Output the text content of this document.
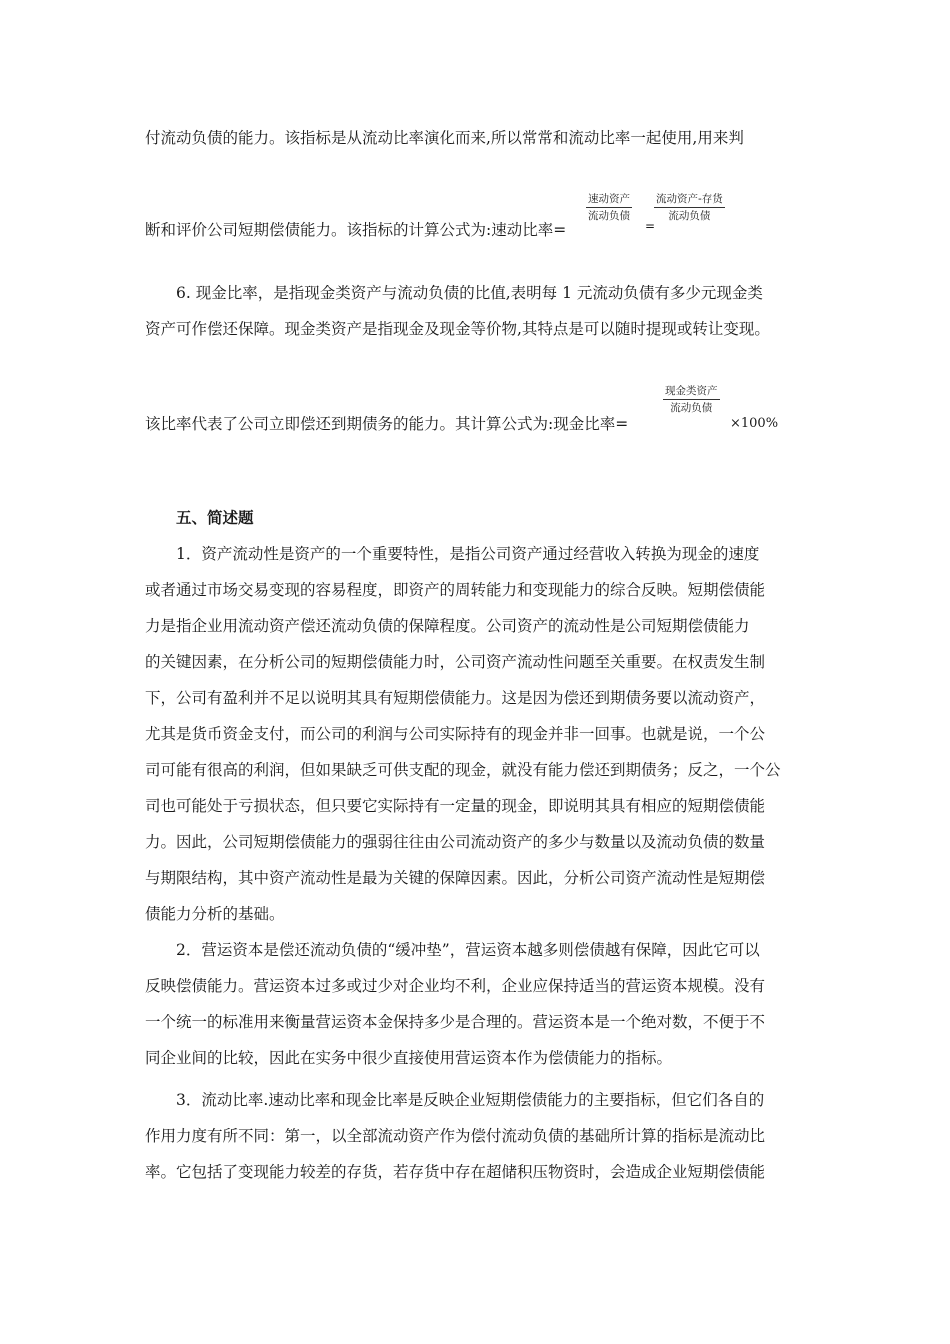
付流动负债的能力。该指标是从流动比率演化而来,所以常常和流动比率一起使用,用来判
断和评价公司短期偿债能力。该指标的计算公式为:速动比率=
速动资产
流动负债
=
流动资产-存货
流动负债
6. 现金比率，是指现金类资产与流动负债的比值,表明每 1 元流动负债有多少元现金类
资产可作偿还保障。现金类资产是指现金及现金等价物,其特点是可以随时提现或转让变现。
该比率代表了公司立即偿还到期债务的能力。其计算公式为:现金比率=
现金类资产
流动负债
×100%
五、简述题
1．资产流动性是资产的一个重要特性，是指公司资产通过经营收入转换为现金的速度
或者通过市场交易变现的容易程度，即资产的周转能力和变现能力的综合反映。短期偿债能
力是指企业用流动资产偿还流动负债的保障程度。公司资产的流动性是公司短期偿债能力
的关键因素，在分析公司的短期偿债能力时，公司资产流动性问题至关重要。在权责发生制
下，公司有盈利并不足以说明其具有短期偿债能力。这是因为偿还到期债务要以流动资产，
尤其是货币资金支付，而公司的利润与公司实际持有的现金并非一回事。也就是说，一个公
司可能有很高的利润，但如果缺乏可供支配的现金，就没有能力偿还到期债务；反之，一个公
司也可能处于亏损状态，但只要它实际持有一定量的现金，即说明其具有相应的短期偿债能
力。因此，公司短期偿债能力的强弱往往由公司流动资产的多少与数量以及流动负债的数量
与期限结构，其中资产流动性是最为关键的保障因素。因此，分析公司资产流动性是短期偿
债能力分析的基础。
2．营运资本是偿还流动负债的“缓冲垫”，营运资本越多则偿债越有保障，因此它可以
反映偿债能力。营运资本过多或过少对企业均不利，企业应保持适当的营运资本规模。没有
一个统一的标准用来衡量营运资本金保持多少是合理的。营运资本是一个绝对数，不便于不
同企业间的比较，因此在实务中很少直接使用营运资本作为偿债能力的指标。
3．流动比率.速动比率和现金比率是反映企业短期偿债能力的主要指标，但它们各自的
作用力度有所不同：第一，以全部流动资产作为偿付流动负债的基础所计算的指标是流动比
率。它包括了变现能力较差的存货，若存货中存在超储积压物资时，会造成企业短期偿债能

• _What is required_
Drop the images and repeat the data exactly.

• _Finished exercise_
Output the text content of this document.
付流动负债的能力。该指标是从流动比率演化而来,所以常常和流动比率一起使用,用来判
断和评价公司短期偿债能力。该指标的计算公式为:速动比率=
速动资产
流动负债
=
流动资产-存货
流动负债
6. 现金比率，是指现金类资产与流动负债的比值,表明每 1 元流动负债有多少元现金类
资产可作偿还保障。现金类资产是指现金及现金等价物,其特点是可以随时提现或转让变现。
该比率代表了公司立即偿还到期债务的能力。其计算公式为:现金比率=
现金类资产
流动负债
×100%
五、简述题
1．资产流动性是资产的一个重要特性，是指公司资产通过经营收入转换为现金的速度
或者通过市场交易变现的容易程度，即资产的周转能力和变现能力的综合反映。短期偿债能
力是指企业用流动资产偿还流动负债的保障程度。公司资产的流动性是公司短期偿债能力
的关键因素，在分析公司的短期偿债能力时，公司资产流动性问题至关重要。在权责发生制
下，公司有盈利并不足以说明其具有短期偿债能力。这是因为偿还到期债务要以流动资产，
尤其是货币资金支付，而公司的利润与公司实际持有的现金并非一回事。也就是说，一个公
司可能有很高的利润，但如果缺乏可供支配的现金，就没有能力偿还到期债务；反之，一个公
司也可能处于亏损状态，但只要它实际持有一定量的现金，即说明其具有相应的短期偿债能
力。因此，公司短期偿债能力的强弱往往由公司流动资产的多少与数量以及流动负债的数量
与期限结构，其中资产流动性是最为关键的保障因素。因此，分析公司资产流动性是短期偿
债能力分析的基础。
2．营运资本是偿还流动负债的“缓冲垫”，营运资本越多则偿债越有保障，因此它可以
反映偿债能力。营运资本过多或过少对企业均不利，企业应保持适当的营运资本规模。没有
一个统一的标准用来衡量营运资本金保持多少是合理的。营运资本是一个绝对数，不便于不
同企业间的比较，因此在实务中很少直接使用营运资本作为偿债能力的指标。
3．流动比率.速动比率和现金比率是反映企业短期偿债能力的主要指标，但它们各自的
作用力度有所不同：第一，以全部流动资产作为偿付流动负债的基础所计算的指标是流动比
率。它包括了变现能力较差的存货，若存货中存在超储积压物资时，会造成企业短期偿债能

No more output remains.